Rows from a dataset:
%%

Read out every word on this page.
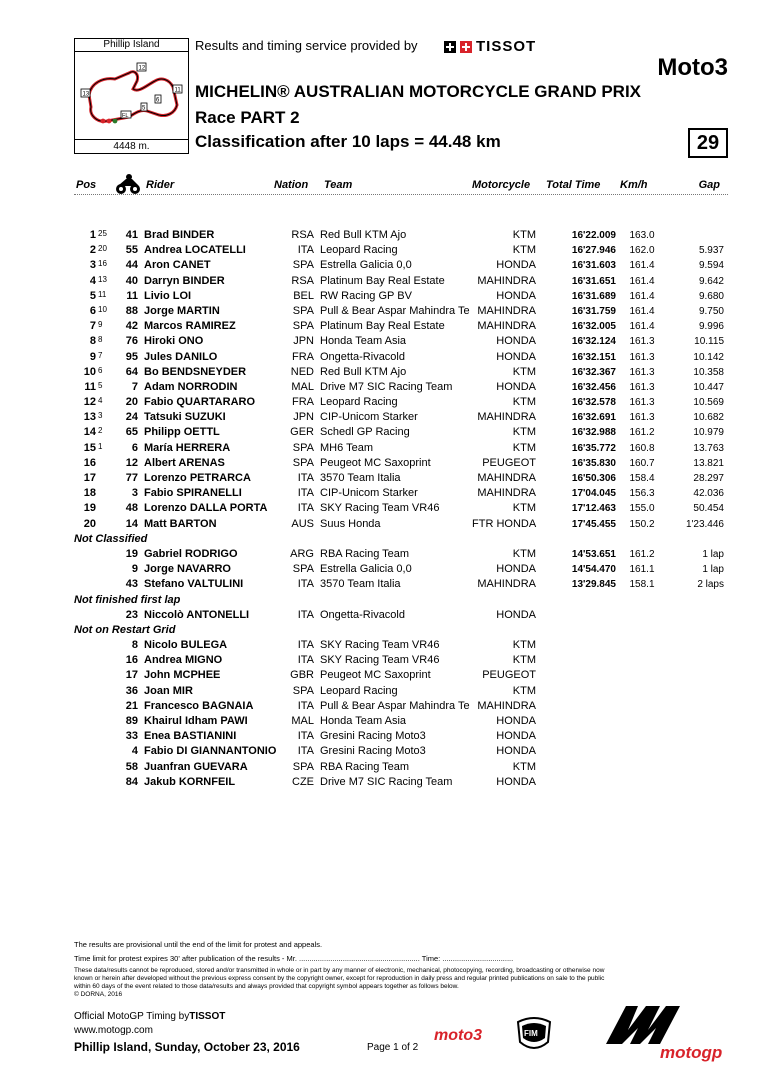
Phillip Island
12
13
11
6
5
FL
4448 m.
Results and timing service provided by	TISSOT
Moto3
MICHELIN® AUSTRALIAN MOTORCYCLE GRAND PRIX
Race PART 2
Classification after 10 laps = 44.48 km	29
Pos	Rider	Nation Team	Motorcycle Total Time Km/h	Gap
1 25	41 Brad BINDER	RSA Red Bull KTM Ajo	KTM	16'22.009	163.0
2 20	55 Andrea LOCATELLI	ITA Leopard Racing	KTM	16'27.946	162.0	5.937
3 16	44 Aron CANET	SPA Estrella Galicia 0,0	HONDA	16'31.603	161.4	9.594
4 13	40 Darryn BINDER	RSA Platinum Bay Real Estate	MAHINDRA	16'31.651	161.4	9.642
5 11	11 Livio LOI	BEL RW Racing GP BV	HONDA	16'31.689	161.4	9.680
6 10	88 Jorge MARTIN	SPA Pull & Bear Aspar Mahindra Te MAHINDRA	16'31.759	161.4	9.750
7 9	42 Marcos RAMIREZ	SPA Platinum Bay Real Estate	MAHINDRA	16'32.005	161.4	9.996
8 8	76 Hiroki ONO	JPN Honda Team Asia	HONDA	16'32.124	161.3	10.115
9 7	95 Jules DANILO	FRA Ongetta-Rivacold	HONDA	16'32.151	161.3	10.142
10 6	64 Bo BENDSNEYDER	NED Red Bull KTM Ajo	KTM	16'32.367	161.3	10.358
11 5	7 Adam NORRODIN	MAL Drive M7 SIC Racing Team	HONDA	16'32.456	161.3	10.447
12 4	20 Fabio QUARTARARO	FRA Leopard Racing	KTM	16'32.578	161.3	10.569
13 3	24 Tatsuki SUZUKI	JPN CIP-Unicom Starker	MAHINDRA	16'32.691	161.3	10.682
14 2	65 Philipp OETTL	GER Schedl GP Racing	KTM	16'32.988	161.2	10.979
15 1	6 María HERRERA	SPA MH6 Team	KTM	16'35.772	160.8	13.763
16	12 Albert ARENAS	SPA Peugeot MC Saxoprint	PEUGEOT	16'35.830	160.7	13.821
17	77 Lorenzo PETRARCA	ITA 3570 Team Italia	MAHINDRA	16'50.306	158.4	28.297
18	3 Fabio SPIRANELLI	ITA CIP-Unicom Starker	MAHINDRA	17'04.045	156.3	42.036
19	48 Lorenzo DALLA PORTA	ITA SKY Racing Team VR46	KTM	17'12.463	155.0	50.454
20	14 Matt BARTON	AUS Suus Honda	FTR HONDA	17'45.455	150.2	1'23.446
Not Classified
19 Gabriel RODRIGO	ARG RBA Racing Team	KTM	14'53.651	161.2	1 lap
9 Jorge NAVARRO	SPA Estrella Galicia 0,0	HONDA	14'54.470	161.1	1 lap
43 Stefano VALTULINI	ITA 3570 Team Italia	MAHINDRA	13'29.845	158.1	2 laps
Not finished first lap
23 Niccolò ANTONELLI	ITA Ongetta-Rivacold	HONDA
Not on Restart Grid
8 Nicolo BULEGA	ITA SKY Racing Team VR46	KTM
16 Andrea MIGNO	ITA SKY Racing Team VR46	KTM
17 John MCPHEE	GBR Peugeot MC Saxoprint	PEUGEOT
36 Joan MIR	SPA Leopard Racing	KTM
21 Francesco BAGNAIA	ITA Pull & Bear Aspar Mahindra Te MAHINDRA
89 Khairul Idham PAWI	MAL Honda Team Asia	HONDA
33 Enea BASTIANINI	ITA Gresini Racing Moto3	HONDA
4 Fabio DI GIANNANTONIO	ITA Gresini Racing Moto3	HONDA
58 Juanfran GUEVARA	SPA RBA Racing Team	KTM
84 Jakub KORNFEIL	CZE Drive M7 SIC Racing Team	HONDA
The results are provisional until the end of the limit for protest and appeals.
Time limit for protest expires 30' after publication of the results - Mr. .......................................................... Time: ..................................
These data/results cannot be reproduced, stored and/or transmitted in whole or in part by any manner of electronic, mechanical, photocopying, recording, broadcasting or otherwise now
known or herein after developed without the previous express consent by the copyright owner, except for reproduction in daily press and regular printed publications on sale to the public
within 60 days of the event related to those data/results and always provided that copyright symbol appears together as follows below.
© DORNA, 2016
Official MotoGP Timing byTISSOT
www.motogp.com
Phillip Island, Sunday, October 23, 2016	Page 1 of 2
moto3	FIM
motogp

%%

# Exercise details
Without the pictures, output the full listing exactly as it stands.

# Answer to this exercise
Read out every word on this page.
Phillip Island
12
13
11
6
5
FL
4448 m.
Results and timing service provided by	TISSOT
Moto3
MICHELIN® AUSTRALIAN MOTORCYCLE GRAND PRIX
Race PART 2
Classification after 10 laps = 44.48 km	29
Pos	Rider	Nation Team	Motorcycle Total Time Km/h	Gap
1 25	41 Brad BINDER	RSA Red Bull KTM Ajo	KTM	16'22.009	163.0
2 20	55 Andrea LOCATELLI	ITA Leopard Racing	KTM	16'27.946	162.0	5.937
3 16	44 Aron CANET	SPA Estrella Galicia 0,0	HONDA	16'31.603	161.4	9.594
4 13	40 Darryn BINDER	RSA Platinum Bay Real Estate	MAHINDRA	16'31.651	161.4	9.642
5 11	11 Livio LOI	BEL RW Racing GP BV	HONDA	16'31.689	161.4	9.680
6 10	88 Jorge MARTIN	SPA Pull & Bear Aspar Mahindra Te MAHINDRA	16'31.759	161.4	9.750
7 9	42 Marcos RAMIREZ	SPA Platinum Bay Real Estate	MAHINDRA	16'32.005	161.4	9.996
8 8	76 Hiroki ONO	JPN Honda Team Asia	HONDA	16'32.124	161.3	10.115
9 7	95 Jules DANILO	FRA Ongetta-Rivacold	HONDA	16'32.151	161.3	10.142
10 6	64 Bo BENDSNEYDER	NED Red Bull KTM Ajo	KTM	16'32.367	161.3	10.358
11 5	7 Adam NORRODIN	MAL Drive M7 SIC Racing Team	HONDA	16'32.456	161.3	10.447
12 4	20 Fabio QUARTARARO	FRA Leopard Racing	KTM	16'32.578	161.3	10.569
13 3	24 Tatsuki SUZUKI	JPN CIP-Unicom Starker	MAHINDRA	16'32.691	161.3	10.682
14 2	65 Philipp OETTL	GER Schedl GP Racing	KTM	16'32.988	161.2	10.979
15 1	6 María HERRERA	SPA MH6 Team	KTM	16'35.772	160.8	13.763
16	12 Albert ARENAS	SPA Peugeot MC Saxoprint	PEUGEOT	16'35.830	160.7	13.821
17	77 Lorenzo PETRARCA	ITA 3570 Team Italia	MAHINDRA	16'50.306	158.4	28.297
18	3 Fabio SPIRANELLI	ITA CIP-Unicom Starker	MAHINDRA	17'04.045	156.3	42.036
19	48 Lorenzo DALLA PORTA	ITA SKY Racing Team VR46	KTM	17'12.463	155.0	50.454
20	14 Matt BARTON	AUS Suus Honda	FTR HONDA	17'45.455	150.2	1'23.446
Not Classified
19 Gabriel RODRIGO	ARG RBA Racing Team	KTM	14'53.651	161.2	1 lap
9 Jorge NAVARRO	SPA Estrella Galicia 0,0	HONDA	14'54.470	161.1	1 lap
43 Stefano VALTULINI	ITA 3570 Team Italia	MAHINDRA	13'29.845	158.1	2 laps
Not finished first lap
23 Niccolò ANTONELLI	ITA Ongetta-Rivacold	HONDA
Not on Restart Grid
8 Nicolo BULEGA	ITA SKY Racing Team VR46	KTM
16 Andrea MIGNO	ITA SKY Racing Team VR46	KTM
17 John MCPHEE	GBR Peugeot MC Saxoprint	PEUGEOT
36 Joan MIR	SPA Leopard Racing	KTM
21 Francesco BAGNAIA	ITA Pull & Bear Aspar Mahindra Te MAHINDRA
89 Khairul Idham PAWI	MAL Honda Team Asia	HONDA
33 Enea BASTIANINI	ITA Gresini Racing Moto3	HONDA
4 Fabio DI GIANNANTONIO	ITA Gresini Racing Moto3	HONDA
58 Juanfran GUEVARA	SPA RBA Racing Team	KTM
84 Jakub KORNFEIL	CZE Drive M7 SIC Racing Team	HONDA
The results are provisional until the end of the limit for protest and appeals.
Time limit for protest expires 30' after publication of the results - Mr. .......................................................... Time: ..................................
These data/results cannot be reproduced, stored and/or transmitted in whole or in part by any manner of electronic, mechanical, photocopying, recording, broadcasting or otherwise now
known or herein after developed without the previous express consent by the copyright owner, except for reproduction in daily press and regular printed publications on sale to the public
within 60 days of the event related to those data/results and always provided that copyright symbol appears together as follows below.
© DORNA, 2016
Official MotoGP Timing byTISSOT
www.motogp.com
Phillip Island, Sunday, October 23, 2016	Page 1 of 2
moto3	FIM
motogp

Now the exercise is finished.